Written task :: Transcribe all of the material exactly. Any picture in it should be left out.

--- begin ---

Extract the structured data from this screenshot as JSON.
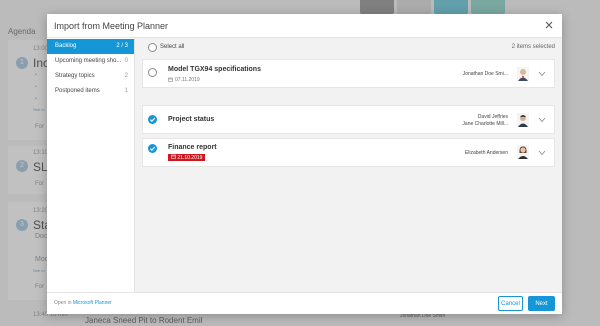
{
  "background": {
    "agenda_title": "Agenda",
    "items": [
      {
        "number": "1",
        "time": "13:00",
        "title": "Inc",
        "bullets": [
          "• ",
          "• ",
          "• "
        ],
        "link": "See m",
        "footer": "For"
      },
      {
        "number": "2",
        "time": "13:10",
        "title": "SLA",
        "footer": "For"
      },
      {
        "number": "3",
        "time": "13:20",
        "title": "Sta",
        "subtitle": "Doc",
        "extra": "Mod",
        "link": "See m",
        "footer": "For"
      }
    ],
    "bottom": {
      "time": "13:40 10 min",
      "text": "Janeca Sneed Pit to Rodent Emil",
      "person": "Jonathan Doe Smith"
    }
  },
  "dialog": {
    "title": "Import from Meeting Planner",
    "sidebar": [
      {
        "label": "Backlog",
        "count": "2 / 3",
        "active": true
      },
      {
        "label": "Upcoming meeting sho...",
        "count": "0"
      },
      {
        "label": "Strategy topics",
        "count": "2"
      },
      {
        "label": "Postponed items",
        "count": "1"
      }
    ],
    "select_all_label": "Select all",
    "items_selected": "2 items selected",
    "items": [
      {
        "title": "Model TGX94 specifications",
        "date": "07.11.2019",
        "overdue": false,
        "checked": false,
        "persons": [
          "Jonathan Doe Smi..."
        ]
      },
      {
        "title": "Project status",
        "date": "",
        "overdue": false,
        "checked": true,
        "persons": [
          "David Jeffries",
          "Jane Charlotte Mill..."
        ]
      },
      {
        "title": "Finance report",
        "date": "21.10.2019",
        "overdue": true,
        "checked": true,
        "persons": [
          "Elizabeth Andersen"
        ]
      }
    ],
    "footer": {
      "open_in_prefix": "Open in",
      "open_in_link": "Microsoft Planner",
      "cancel_label": "Cancel",
      "next_label": "Next"
    },
    "colors": {
      "accent": "#1596d6",
      "overdue": "#d0171f"
    }
  }
}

--- end ---

Output of the task ::
Extract the structured data from this screenshot as JSON.
{
  "background": {
    "agenda_title": "Agenda",
    "items": [
      {
        "number": "1",
        "time": "13:00",
        "title": "Inc",
        "bullets": [
          "• ",
          "• ",
          "• "
        ],
        "link": "See m",
        "footer": "For"
      },
      {
        "number": "2",
        "time": "13:10",
        "title": "SLA",
        "footer": "For"
      },
      {
        "number": "3",
        "time": "13:20",
        "title": "Sta",
        "subtitle": "Doc",
        "extra": "Mod",
        "link": "See m",
        "footer": "For"
      }
    ],
    "bottom": {
      "time": "13:40 10 min",
      "text": "Janeca Sneed Pit to Rodent Emil",
      "person": "Jonathan Doe Smith"
    }
  },
  "dialog": {
    "title": "Import from Meeting Planner",
    "sidebar": [
      {
        "label": "Backlog",
        "count": "2 / 3",
        "active": true
      },
      {
        "label": "Upcoming meeting sho...",
        "count": "0"
      },
      {
        "label": "Strategy topics",
        "count": "2"
      },
      {
        "label": "Postponed items",
        "count": "1"
      }
    ],
    "select_all_label": "Select all",
    "items_selected": "2 items selected",
    "items": [
      {
        "title": "Model TGX94 specifications",
        "date": "07.11.2019",
        "overdue": false,
        "checked": false,
        "persons": [
          "Jonathan Doe Smi..."
        ]
      },
      {
        "title": "Project status",
        "date": "",
        "overdue": false,
        "checked": true,
        "persons": [
          "David Jeffries",
          "Jane Charlotte Mill..."
        ]
      },
      {
        "title": "Finance report",
        "date": "21.10.2019",
        "overdue": true,
        "checked": true,
        "persons": [
          "Elizabeth Andersen"
        ]
      }
    ],
    "footer": {
      "open_in_prefix": "Open in",
      "open_in_link": "Microsoft Planner",
      "cancel_label": "Cancel",
      "next_label": "Next"
    },
    "colors": {
      "accent": "#1596d6",
      "overdue": "#d0171f"
    }
  }
}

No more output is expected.